:: PROVIDED MATERIAL
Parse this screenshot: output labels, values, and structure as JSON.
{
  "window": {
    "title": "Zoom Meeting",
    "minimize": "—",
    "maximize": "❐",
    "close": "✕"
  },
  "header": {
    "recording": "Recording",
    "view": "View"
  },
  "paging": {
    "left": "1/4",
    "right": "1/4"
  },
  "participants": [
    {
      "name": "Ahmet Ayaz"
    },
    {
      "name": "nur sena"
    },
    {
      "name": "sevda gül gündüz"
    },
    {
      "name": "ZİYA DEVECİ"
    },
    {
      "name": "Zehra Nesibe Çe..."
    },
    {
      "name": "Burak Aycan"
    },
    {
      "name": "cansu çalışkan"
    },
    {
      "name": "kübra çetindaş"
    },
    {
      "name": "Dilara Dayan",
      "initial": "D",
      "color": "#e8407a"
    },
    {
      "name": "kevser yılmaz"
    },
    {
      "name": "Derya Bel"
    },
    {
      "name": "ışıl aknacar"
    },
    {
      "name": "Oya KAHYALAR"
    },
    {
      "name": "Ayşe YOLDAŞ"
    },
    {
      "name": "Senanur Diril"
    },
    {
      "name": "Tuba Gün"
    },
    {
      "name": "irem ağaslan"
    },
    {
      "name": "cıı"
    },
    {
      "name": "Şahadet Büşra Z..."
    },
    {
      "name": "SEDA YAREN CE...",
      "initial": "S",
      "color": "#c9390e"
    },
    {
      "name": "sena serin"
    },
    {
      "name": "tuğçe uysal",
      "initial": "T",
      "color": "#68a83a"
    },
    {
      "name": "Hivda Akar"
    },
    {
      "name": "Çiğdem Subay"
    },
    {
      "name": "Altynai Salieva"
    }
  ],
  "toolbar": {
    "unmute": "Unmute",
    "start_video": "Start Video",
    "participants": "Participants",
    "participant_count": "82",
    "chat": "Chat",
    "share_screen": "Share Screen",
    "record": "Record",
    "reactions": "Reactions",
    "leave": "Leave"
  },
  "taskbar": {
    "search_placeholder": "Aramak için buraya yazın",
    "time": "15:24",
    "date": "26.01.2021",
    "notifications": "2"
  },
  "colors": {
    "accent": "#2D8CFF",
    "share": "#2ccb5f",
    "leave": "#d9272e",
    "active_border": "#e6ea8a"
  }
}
::::
**WHAT YOU HAVE TO DO:** Restate every line of the data word for word.

**FINISHED TASK:**
Parse this screenshot: output labels, values, and structure as JSON.
{
  "window": {
    "title": "Zoom Meeting",
    "minimize": "—",
    "maximize": "❐",
    "close": "✕"
  },
  "header": {
    "recording": "Recording",
    "view": "View"
  },
  "paging": {
    "left": "1/4",
    "right": "1/4"
  },
  "participants": [
    {
      "name": "Ahmet Ayaz"
    },
    {
      "name": "nur sena"
    },
    {
      "name": "sevda gül gündüz"
    },
    {
      "name": "ZİYA DEVECİ"
    },
    {
      "name": "Zehra Nesibe Çe..."
    },
    {
      "name": "Burak Aycan"
    },
    {
      "name": "cansu çalışkan"
    },
    {
      "name": "kübra çetindaş"
    },
    {
      "name": "Dilara Dayan",
      "initial": "D",
      "color": "#e8407a"
    },
    {
      "name": "kevser yılmaz"
    },
    {
      "name": "Derya Bel"
    },
    {
      "name": "ışıl aknacar"
    },
    {
      "name": "Oya KAHYALAR"
    },
    {
      "name": "Ayşe YOLDAŞ"
    },
    {
      "name": "Senanur Diril"
    },
    {
      "name": "Tuba Gün"
    },
    {
      "name": "irem ağaslan"
    },
    {
      "name": "cıı"
    },
    {
      "name": "Şahadet Büşra Z..."
    },
    {
      "name": "SEDA YAREN CE...",
      "initial": "S",
      "color": "#c9390e"
    },
    {
      "name": "sena serin"
    },
    {
      "name": "tuğçe uysal",
      "initial": "T",
      "color": "#68a83a"
    },
    {
      "name": "Hivda Akar"
    },
    {
      "name": "Çiğdem Subay"
    },
    {
      "name": "Altynai Salieva"
    }
  ],
  "toolbar": {
    "unmute": "Unmute",
    "start_video": "Start Video",
    "participants": "Participants",
    "participant_count": "82",
    "chat": "Chat",
    "share_screen": "Share Screen",
    "record": "Record",
    "reactions": "Reactions",
    "leave": "Leave"
  },
  "taskbar": {
    "search_placeholder": "Aramak için buraya yazın",
    "time": "15:24",
    "date": "26.01.2021",
    "notifications": "2"
  },
  "colors": {
    "accent": "#2D8CFF",
    "share": "#2ccb5f",
    "leave": "#d9272e",
    "active_border": "#e6ea8a"
  }
}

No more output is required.